AIM: Search the material and gather each line with "example" in it.

━━━ DATA TO USE ━━━

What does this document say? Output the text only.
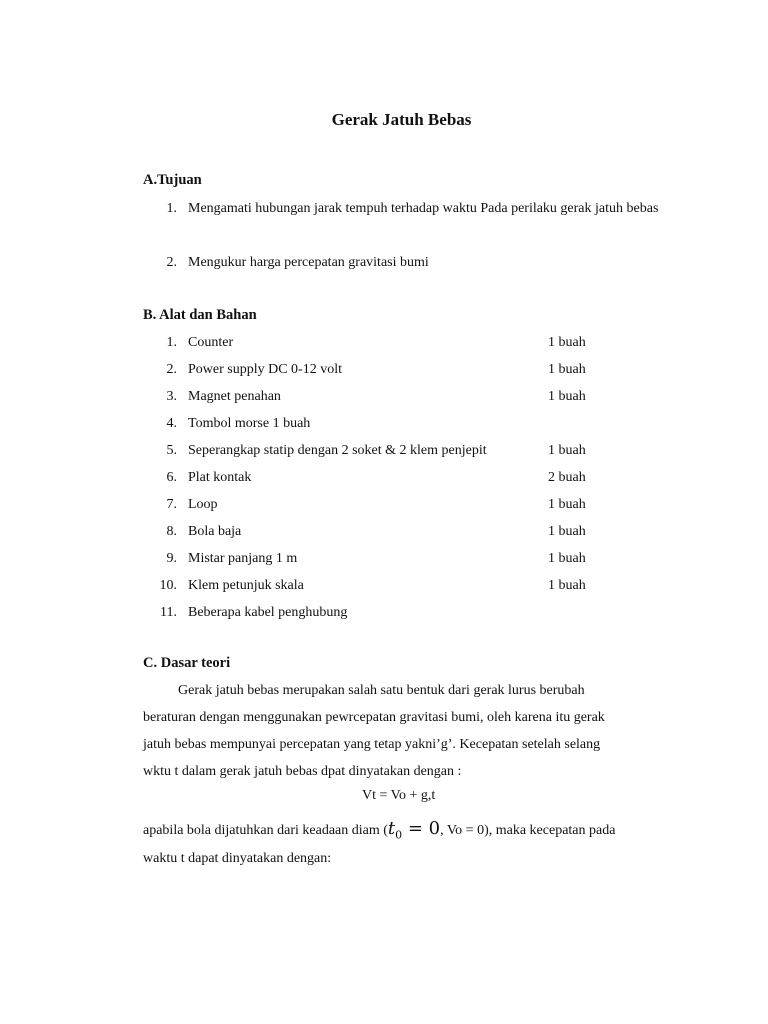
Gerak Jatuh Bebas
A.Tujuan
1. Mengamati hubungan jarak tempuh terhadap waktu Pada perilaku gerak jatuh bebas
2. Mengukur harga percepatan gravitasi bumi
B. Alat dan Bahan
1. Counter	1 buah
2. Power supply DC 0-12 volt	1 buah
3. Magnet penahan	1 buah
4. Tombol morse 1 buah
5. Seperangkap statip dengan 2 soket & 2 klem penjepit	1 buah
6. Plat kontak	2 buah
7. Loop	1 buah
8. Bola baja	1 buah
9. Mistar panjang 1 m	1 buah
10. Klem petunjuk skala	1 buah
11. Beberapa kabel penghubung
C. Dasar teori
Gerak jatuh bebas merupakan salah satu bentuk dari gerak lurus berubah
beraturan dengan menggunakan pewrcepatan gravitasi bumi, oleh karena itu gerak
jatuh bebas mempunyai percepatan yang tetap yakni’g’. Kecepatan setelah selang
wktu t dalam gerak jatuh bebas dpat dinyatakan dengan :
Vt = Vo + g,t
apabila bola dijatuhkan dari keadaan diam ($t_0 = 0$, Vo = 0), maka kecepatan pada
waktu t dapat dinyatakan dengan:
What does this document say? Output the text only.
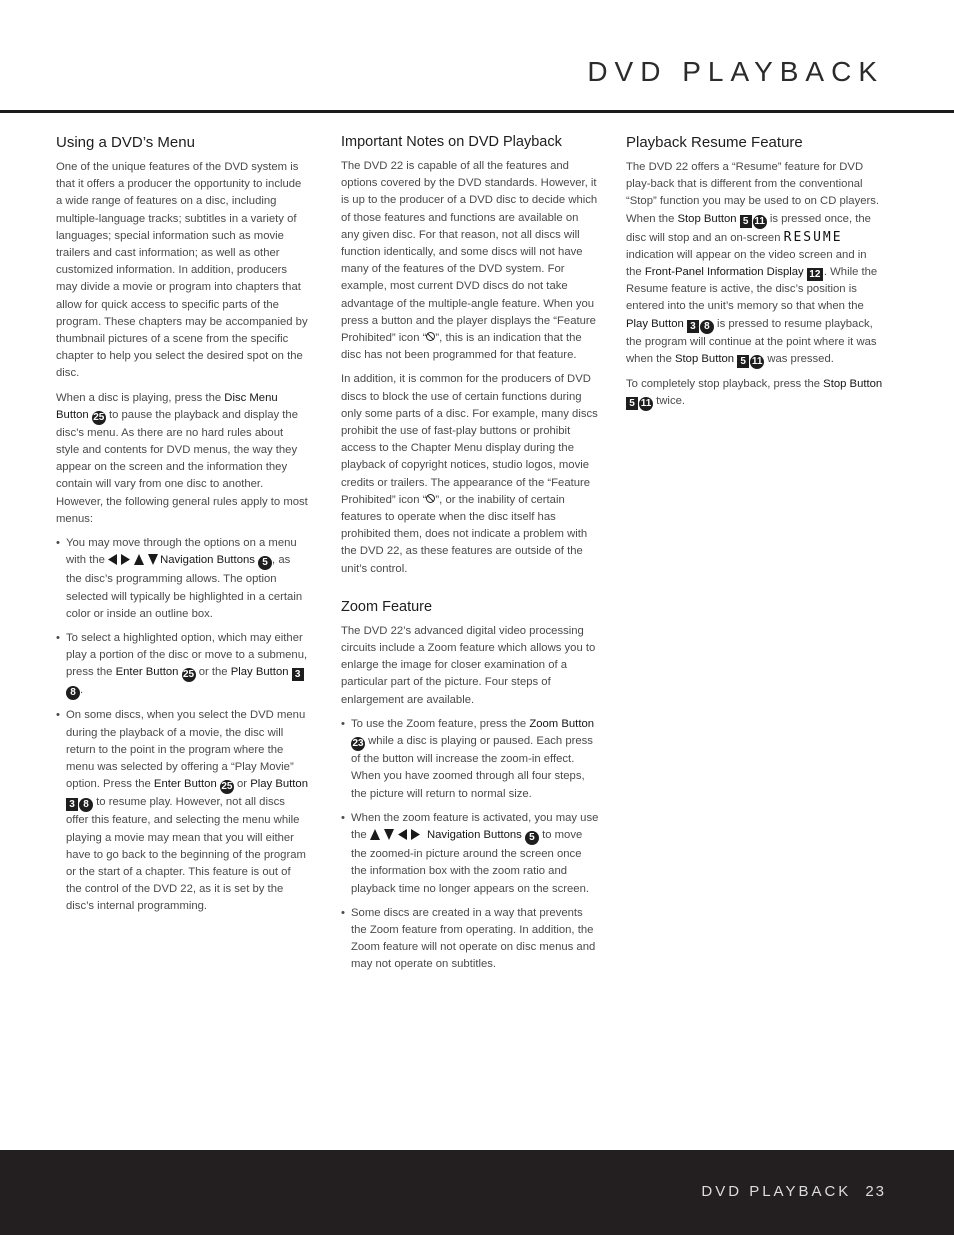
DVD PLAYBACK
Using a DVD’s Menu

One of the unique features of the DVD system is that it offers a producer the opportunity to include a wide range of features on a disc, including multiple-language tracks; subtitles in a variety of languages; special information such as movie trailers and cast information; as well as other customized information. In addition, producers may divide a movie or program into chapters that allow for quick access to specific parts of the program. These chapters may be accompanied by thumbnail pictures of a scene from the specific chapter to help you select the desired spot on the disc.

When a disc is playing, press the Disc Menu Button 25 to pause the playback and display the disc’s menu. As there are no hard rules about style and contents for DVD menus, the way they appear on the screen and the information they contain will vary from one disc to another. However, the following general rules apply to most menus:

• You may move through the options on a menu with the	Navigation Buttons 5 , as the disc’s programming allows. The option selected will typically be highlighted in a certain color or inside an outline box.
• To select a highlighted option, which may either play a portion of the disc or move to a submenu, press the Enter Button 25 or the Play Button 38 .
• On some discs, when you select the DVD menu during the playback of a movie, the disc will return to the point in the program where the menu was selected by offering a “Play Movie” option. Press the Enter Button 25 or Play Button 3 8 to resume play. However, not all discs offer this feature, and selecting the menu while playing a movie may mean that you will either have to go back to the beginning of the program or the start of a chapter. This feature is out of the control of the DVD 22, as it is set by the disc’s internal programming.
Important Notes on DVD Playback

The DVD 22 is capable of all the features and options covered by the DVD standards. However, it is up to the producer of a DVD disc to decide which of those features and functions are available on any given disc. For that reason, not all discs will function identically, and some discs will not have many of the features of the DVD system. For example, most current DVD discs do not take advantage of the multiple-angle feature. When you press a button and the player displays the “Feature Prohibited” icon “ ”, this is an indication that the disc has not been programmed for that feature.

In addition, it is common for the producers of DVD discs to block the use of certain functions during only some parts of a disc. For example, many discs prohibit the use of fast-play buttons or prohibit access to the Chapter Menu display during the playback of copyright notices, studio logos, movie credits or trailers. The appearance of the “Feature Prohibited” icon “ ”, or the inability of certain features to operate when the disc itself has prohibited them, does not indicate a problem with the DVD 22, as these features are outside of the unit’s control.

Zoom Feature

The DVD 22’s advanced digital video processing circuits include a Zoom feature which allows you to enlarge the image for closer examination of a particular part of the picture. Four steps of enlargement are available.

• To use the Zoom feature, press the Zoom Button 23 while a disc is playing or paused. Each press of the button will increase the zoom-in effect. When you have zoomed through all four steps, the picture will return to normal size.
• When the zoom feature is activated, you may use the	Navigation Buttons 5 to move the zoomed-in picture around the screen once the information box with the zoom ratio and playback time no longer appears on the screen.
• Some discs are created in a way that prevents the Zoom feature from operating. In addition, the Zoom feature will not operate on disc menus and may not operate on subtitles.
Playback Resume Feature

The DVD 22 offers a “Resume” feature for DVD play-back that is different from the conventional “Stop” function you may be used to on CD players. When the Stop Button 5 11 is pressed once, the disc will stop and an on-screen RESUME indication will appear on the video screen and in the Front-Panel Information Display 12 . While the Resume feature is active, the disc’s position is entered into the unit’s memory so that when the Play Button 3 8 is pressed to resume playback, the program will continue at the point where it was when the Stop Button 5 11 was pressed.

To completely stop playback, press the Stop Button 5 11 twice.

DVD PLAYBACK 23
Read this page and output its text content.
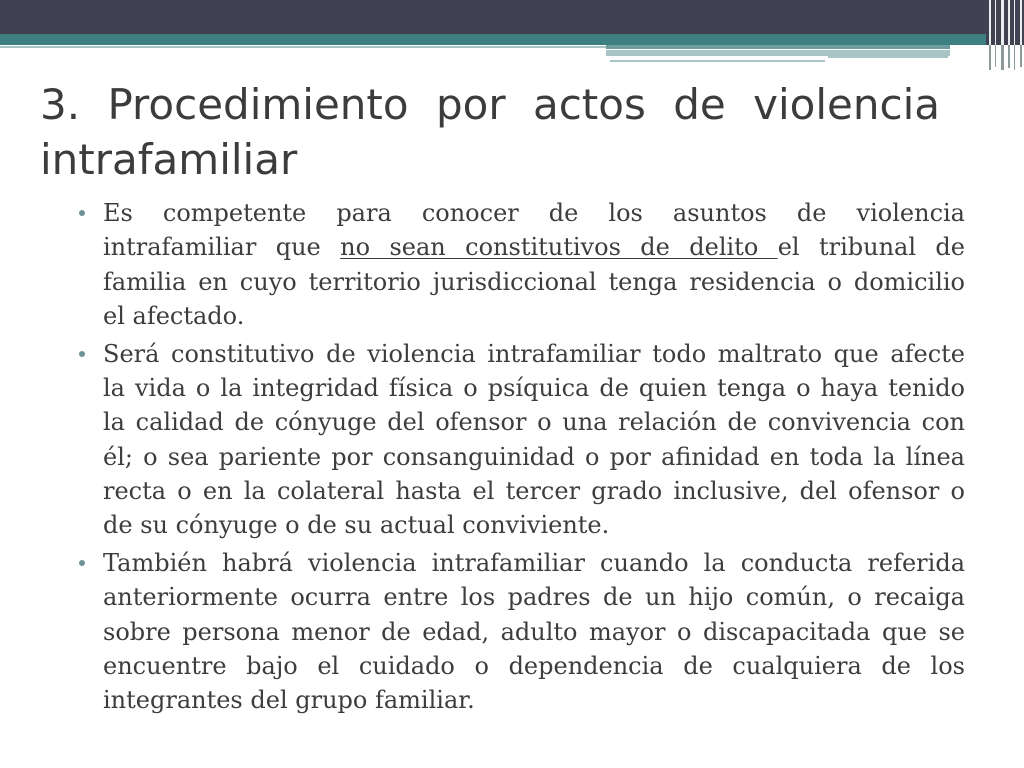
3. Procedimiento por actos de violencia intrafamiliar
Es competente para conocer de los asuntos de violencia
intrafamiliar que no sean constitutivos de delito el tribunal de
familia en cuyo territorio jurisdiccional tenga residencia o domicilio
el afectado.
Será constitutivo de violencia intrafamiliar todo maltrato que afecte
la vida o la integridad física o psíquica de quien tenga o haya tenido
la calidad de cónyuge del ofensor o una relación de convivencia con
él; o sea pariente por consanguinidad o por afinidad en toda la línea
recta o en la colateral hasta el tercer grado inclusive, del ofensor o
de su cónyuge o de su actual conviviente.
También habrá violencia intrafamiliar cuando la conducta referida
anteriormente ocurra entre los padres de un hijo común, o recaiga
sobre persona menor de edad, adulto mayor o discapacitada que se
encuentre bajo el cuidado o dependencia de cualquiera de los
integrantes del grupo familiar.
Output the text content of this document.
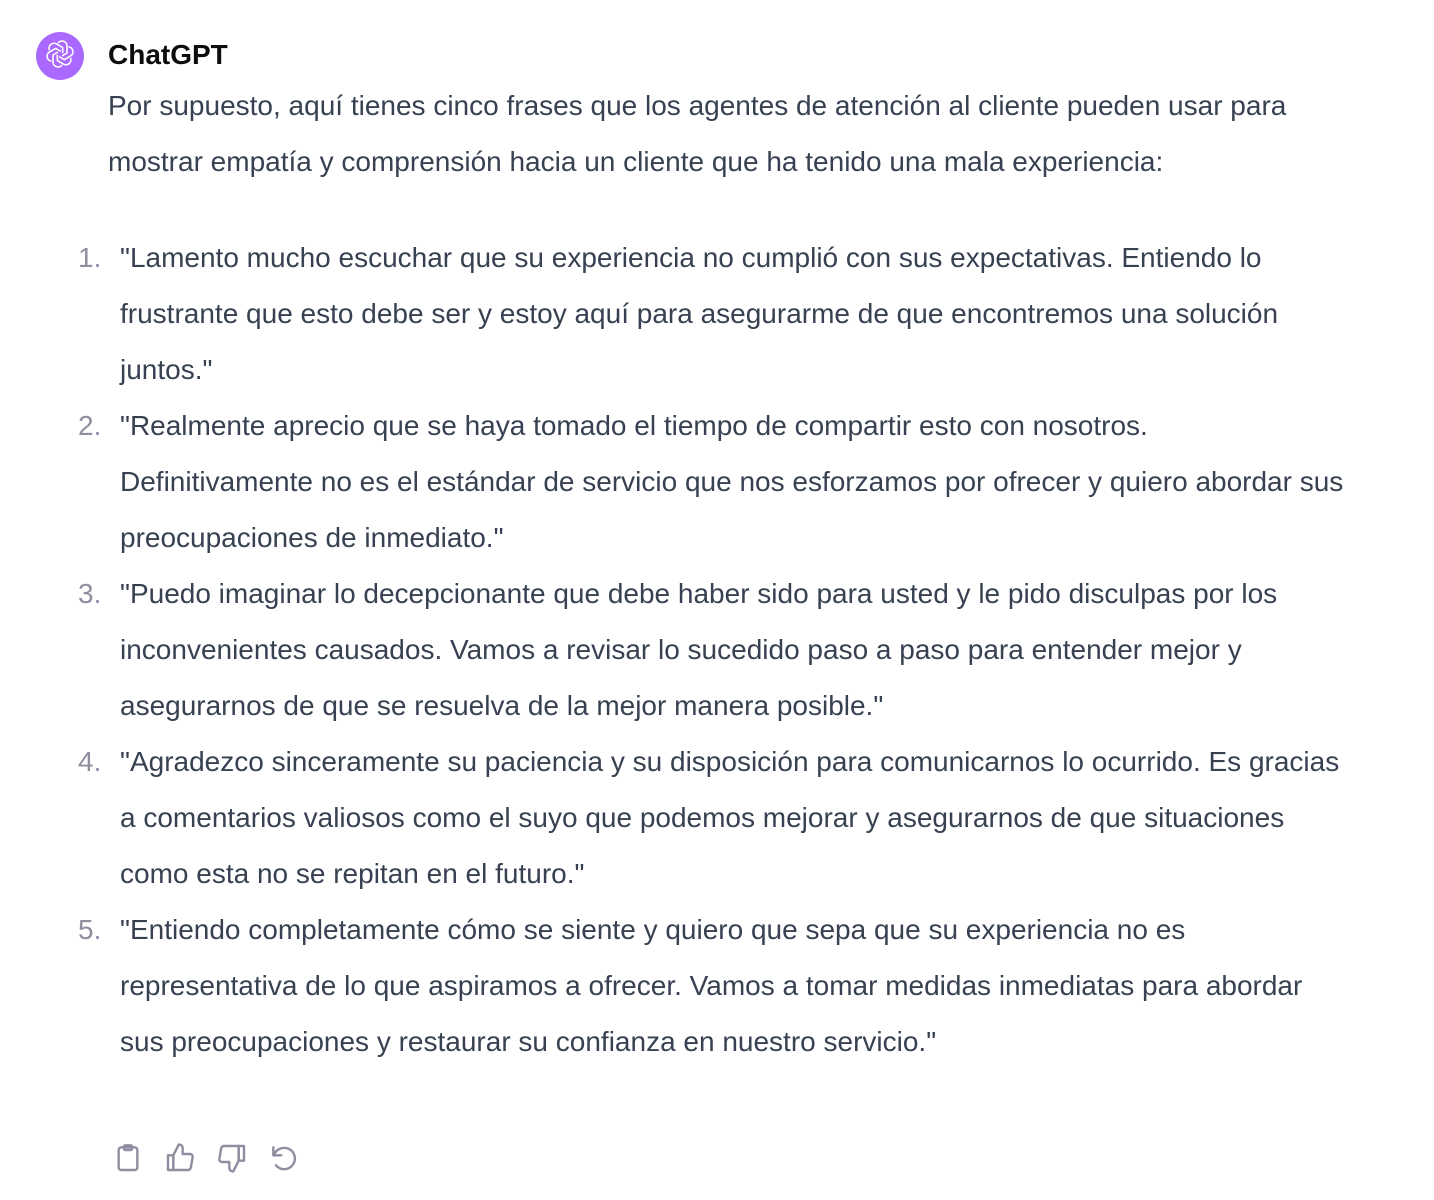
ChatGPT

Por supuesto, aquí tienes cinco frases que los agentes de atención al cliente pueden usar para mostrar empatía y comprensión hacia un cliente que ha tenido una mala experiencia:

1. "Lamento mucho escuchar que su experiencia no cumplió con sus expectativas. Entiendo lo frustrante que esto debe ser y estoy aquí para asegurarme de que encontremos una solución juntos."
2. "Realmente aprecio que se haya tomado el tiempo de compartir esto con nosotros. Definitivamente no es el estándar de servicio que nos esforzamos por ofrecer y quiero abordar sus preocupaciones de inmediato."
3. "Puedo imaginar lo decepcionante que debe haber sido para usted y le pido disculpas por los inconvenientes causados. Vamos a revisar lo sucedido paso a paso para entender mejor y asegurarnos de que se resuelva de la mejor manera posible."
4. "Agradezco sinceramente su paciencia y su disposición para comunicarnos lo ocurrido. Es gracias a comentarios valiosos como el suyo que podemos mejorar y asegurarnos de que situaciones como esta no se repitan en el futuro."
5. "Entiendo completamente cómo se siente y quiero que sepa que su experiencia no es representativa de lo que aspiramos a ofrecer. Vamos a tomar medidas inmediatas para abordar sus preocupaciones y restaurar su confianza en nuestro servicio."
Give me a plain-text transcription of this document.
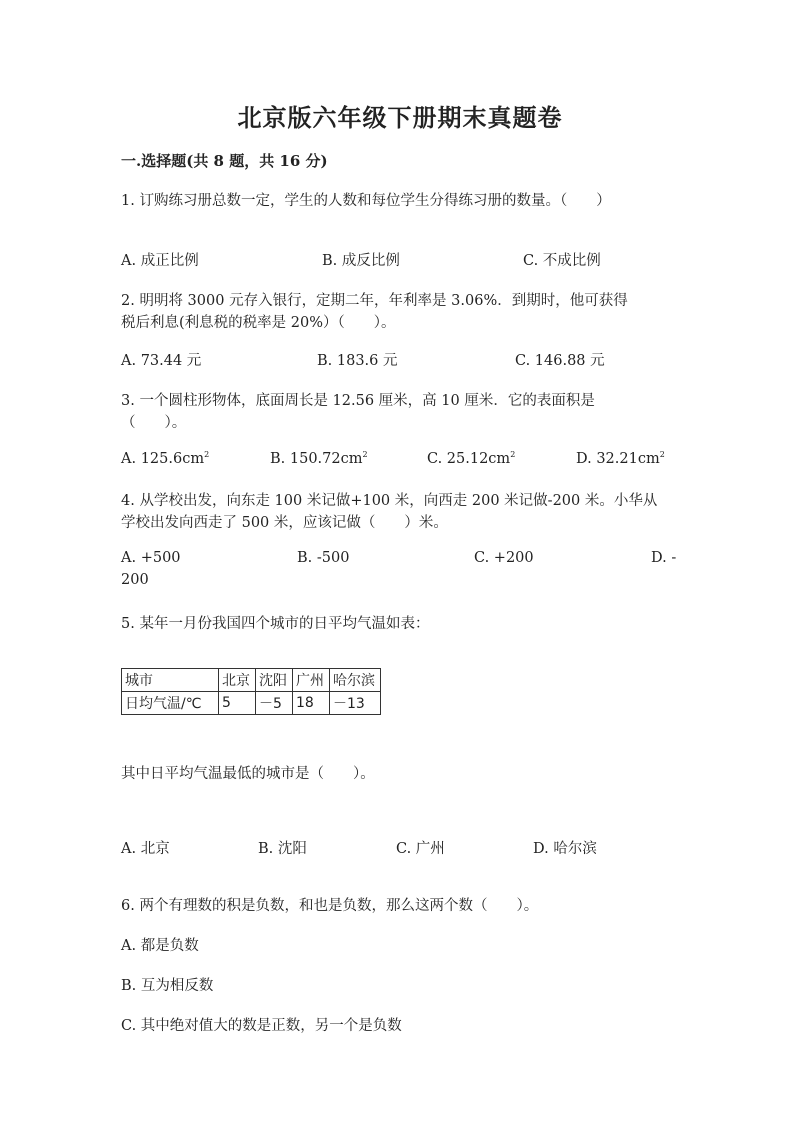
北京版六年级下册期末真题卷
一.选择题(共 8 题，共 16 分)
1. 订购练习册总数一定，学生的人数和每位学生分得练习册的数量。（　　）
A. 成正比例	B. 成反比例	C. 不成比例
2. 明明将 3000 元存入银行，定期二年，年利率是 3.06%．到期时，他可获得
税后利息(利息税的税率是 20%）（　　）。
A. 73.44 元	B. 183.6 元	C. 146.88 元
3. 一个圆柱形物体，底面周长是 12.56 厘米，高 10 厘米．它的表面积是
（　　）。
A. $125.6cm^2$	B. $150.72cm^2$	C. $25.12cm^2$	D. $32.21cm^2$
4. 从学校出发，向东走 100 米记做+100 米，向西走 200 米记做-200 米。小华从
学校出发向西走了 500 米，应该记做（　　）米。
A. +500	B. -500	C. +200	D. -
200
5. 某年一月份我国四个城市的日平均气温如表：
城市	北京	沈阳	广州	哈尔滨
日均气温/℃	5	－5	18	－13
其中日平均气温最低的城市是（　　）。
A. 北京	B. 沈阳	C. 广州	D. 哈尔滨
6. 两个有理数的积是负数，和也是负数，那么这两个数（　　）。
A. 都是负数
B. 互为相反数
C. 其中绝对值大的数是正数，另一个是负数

━━━

THE COMPLETED TASK:
The DVD 22 is capable of all the features and options covered by the DVD standards. However, it is up to the producer of a DVD disc to decide which of those features and functions are available on any given disc. For that reason, not all discs will function identically, and some discs will not have many of the features of the DVD system. For example, most current DVD discs do not take advantage of the multiple-angle feature. When you press a button and the player displays the “Feature Prohibited” icon “ ”, this is an indication that the disc has not been programmed for that feature.
In addition, it is common for the producers of DVD discs to block the use of certain functions during only some parts of a disc. For example, many discs prohibit the use of fast-play buttons or prohibit access to the Chapter Menu display during the playback of copyright notices, studio logos, movie credits or trailers. The appearance of the “Feature Prohibited” icon “ ”, or the inability of certain features to operate when the disc itself has prohibited them, does not indicate a problem with the DVD 22, as these features are outside of the unit’s control.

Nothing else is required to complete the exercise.